[Dataset rows]
╭──

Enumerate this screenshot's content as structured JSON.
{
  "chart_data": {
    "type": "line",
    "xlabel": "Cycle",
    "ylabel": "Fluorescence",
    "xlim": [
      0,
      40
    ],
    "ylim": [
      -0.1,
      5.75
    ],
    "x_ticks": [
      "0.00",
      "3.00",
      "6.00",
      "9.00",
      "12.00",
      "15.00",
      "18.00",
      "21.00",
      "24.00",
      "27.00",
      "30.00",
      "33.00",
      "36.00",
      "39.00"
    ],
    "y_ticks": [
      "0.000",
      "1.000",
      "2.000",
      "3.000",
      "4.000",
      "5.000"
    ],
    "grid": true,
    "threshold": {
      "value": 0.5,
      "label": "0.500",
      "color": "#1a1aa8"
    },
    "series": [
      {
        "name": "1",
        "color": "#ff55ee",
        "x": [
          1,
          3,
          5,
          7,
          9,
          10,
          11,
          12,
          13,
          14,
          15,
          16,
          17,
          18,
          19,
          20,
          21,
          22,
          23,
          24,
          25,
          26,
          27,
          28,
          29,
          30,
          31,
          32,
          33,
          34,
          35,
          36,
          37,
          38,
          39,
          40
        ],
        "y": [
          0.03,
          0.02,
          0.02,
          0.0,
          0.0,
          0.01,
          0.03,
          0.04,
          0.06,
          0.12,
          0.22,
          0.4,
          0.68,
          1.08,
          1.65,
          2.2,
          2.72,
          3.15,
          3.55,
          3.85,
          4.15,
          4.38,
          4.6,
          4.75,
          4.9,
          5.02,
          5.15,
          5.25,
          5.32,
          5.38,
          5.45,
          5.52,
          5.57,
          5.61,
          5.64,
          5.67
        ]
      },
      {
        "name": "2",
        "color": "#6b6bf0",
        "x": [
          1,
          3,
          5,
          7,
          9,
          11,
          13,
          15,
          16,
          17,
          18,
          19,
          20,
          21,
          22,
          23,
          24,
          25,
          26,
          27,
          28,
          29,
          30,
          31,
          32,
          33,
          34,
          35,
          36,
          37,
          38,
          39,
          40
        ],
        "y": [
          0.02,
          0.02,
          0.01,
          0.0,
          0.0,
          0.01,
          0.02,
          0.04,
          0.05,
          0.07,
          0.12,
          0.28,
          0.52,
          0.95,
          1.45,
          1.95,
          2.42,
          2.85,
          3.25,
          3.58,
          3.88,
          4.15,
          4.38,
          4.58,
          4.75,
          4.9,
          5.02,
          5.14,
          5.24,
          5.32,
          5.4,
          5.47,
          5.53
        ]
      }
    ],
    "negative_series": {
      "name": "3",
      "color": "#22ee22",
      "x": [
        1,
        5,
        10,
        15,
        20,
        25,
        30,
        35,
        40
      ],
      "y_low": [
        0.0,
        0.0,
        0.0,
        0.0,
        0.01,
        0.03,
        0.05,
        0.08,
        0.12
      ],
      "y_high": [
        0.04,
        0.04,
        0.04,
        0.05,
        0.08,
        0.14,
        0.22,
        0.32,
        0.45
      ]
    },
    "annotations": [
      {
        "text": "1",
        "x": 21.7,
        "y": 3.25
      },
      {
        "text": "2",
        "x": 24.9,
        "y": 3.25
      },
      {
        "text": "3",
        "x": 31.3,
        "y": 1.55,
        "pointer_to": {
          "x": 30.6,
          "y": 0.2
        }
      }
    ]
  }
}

╰──

▶ [Requirement]:
Retype the material in full, character for character.

▶ [Result for this task]:
Enumerate this screenshot's content as structured JSON.
{
  "chart_data": {
    "type": "line",
    "xlabel": "Cycle",
    "ylabel": "Fluorescence",
    "xlim": [
      0,
      40
    ],
    "ylim": [
      -0.1,
      5.75
    ],
    "x_ticks": [
      "0.00",
      "3.00",
      "6.00",
      "9.00",
      "12.00",
      "15.00",
      "18.00",
      "21.00",
      "24.00",
      "27.00",
      "30.00",
      "33.00",
      "36.00",
      "39.00"
    ],
    "y_ticks": [
      "0.000",
      "1.000",
      "2.000",
      "3.000",
      "4.000",
      "5.000"
    ],
    "grid": true,
    "threshold": {
      "value": 0.5,
      "label": "0.500",
      "color": "#1a1aa8"
    },
    "series": [
      {
        "name": "1",
        "color": "#ff55ee",
        "x": [
          1,
          3,
          5,
          7,
          9,
          10,
          11,
          12,
          13,
          14,
          15,
          16,
          17,
          18,
          19,
          20,
          21,
          22,
          23,
          24,
          25,
          26,
          27,
          28,
          29,
          30,
          31,
          32,
          33,
          34,
          35,
          36,
          37,
          38,
          39,
          40
        ],
        "y": [
          0.03,
          0.02,
          0.02,
          0.0,
          0.0,
          0.01,
          0.03,
          0.04,
          0.06,
          0.12,
          0.22,
          0.4,
          0.68,
          1.08,
          1.65,
          2.2,
          2.72,
          3.15,
          3.55,
          3.85,
          4.15,
          4.38,
          4.6,
          4.75,
          4.9,
          5.02,
          5.15,
          5.25,
          5.32,
          5.38,
          5.45,
          5.52,
          5.57,
          5.61,
          5.64,
          5.67
        ]
      },
      {
        "name": "2",
        "color": "#6b6bf0",
        "x": [
          1,
          3,
          5,
          7,
          9,
          11,
          13,
          15,
          16,
          17,
          18,
          19,
          20,
          21,
          22,
          23,
          24,
          25,
          26,
          27,
          28,
          29,
          30,
          31,
          32,
          33,
          34,
          35,
          36,
          37,
          38,
          39,
          40
        ],
        "y": [
          0.02,
          0.02,
          0.01,
          0.0,
          0.0,
          0.01,
          0.02,
          0.04,
          0.05,
          0.07,
          0.12,
          0.28,
          0.52,
          0.95,
          1.45,
          1.95,
          2.42,
          2.85,
          3.25,
          3.58,
          3.88,
          4.15,
          4.38,
          4.58,
          4.75,
          4.9,
          5.02,
          5.14,
          5.24,
          5.32,
          5.4,
          5.47,
          5.53
        ]
      }
    ],
    "negative_series": {
      "name": "3",
      "color": "#22ee22",
      "x": [
        1,
        5,
        10,
        15,
        20,
        25,
        30,
        35,
        40
      ],
      "y_low": [
        0.0,
        0.0,
        0.0,
        0.0,
        0.01,
        0.03,
        0.05,
        0.08,
        0.12
      ],
      "y_high": [
        0.04,
        0.04,
        0.04,
        0.05,
        0.08,
        0.14,
        0.22,
        0.32,
        0.45
      ]
    },
    "annotations": [
      {
        "text": "1",
        "x": 21.7,
        "y": 3.25
      },
      {
        "text": "2",
        "x": 24.9,
        "y": 3.25
      },
      {
        "text": "3",
        "x": 31.3,
        "y": 1.55,
        "pointer_to": {
          "x": 30.6,
          "y": 0.2
        }
      }
    ]
  }
}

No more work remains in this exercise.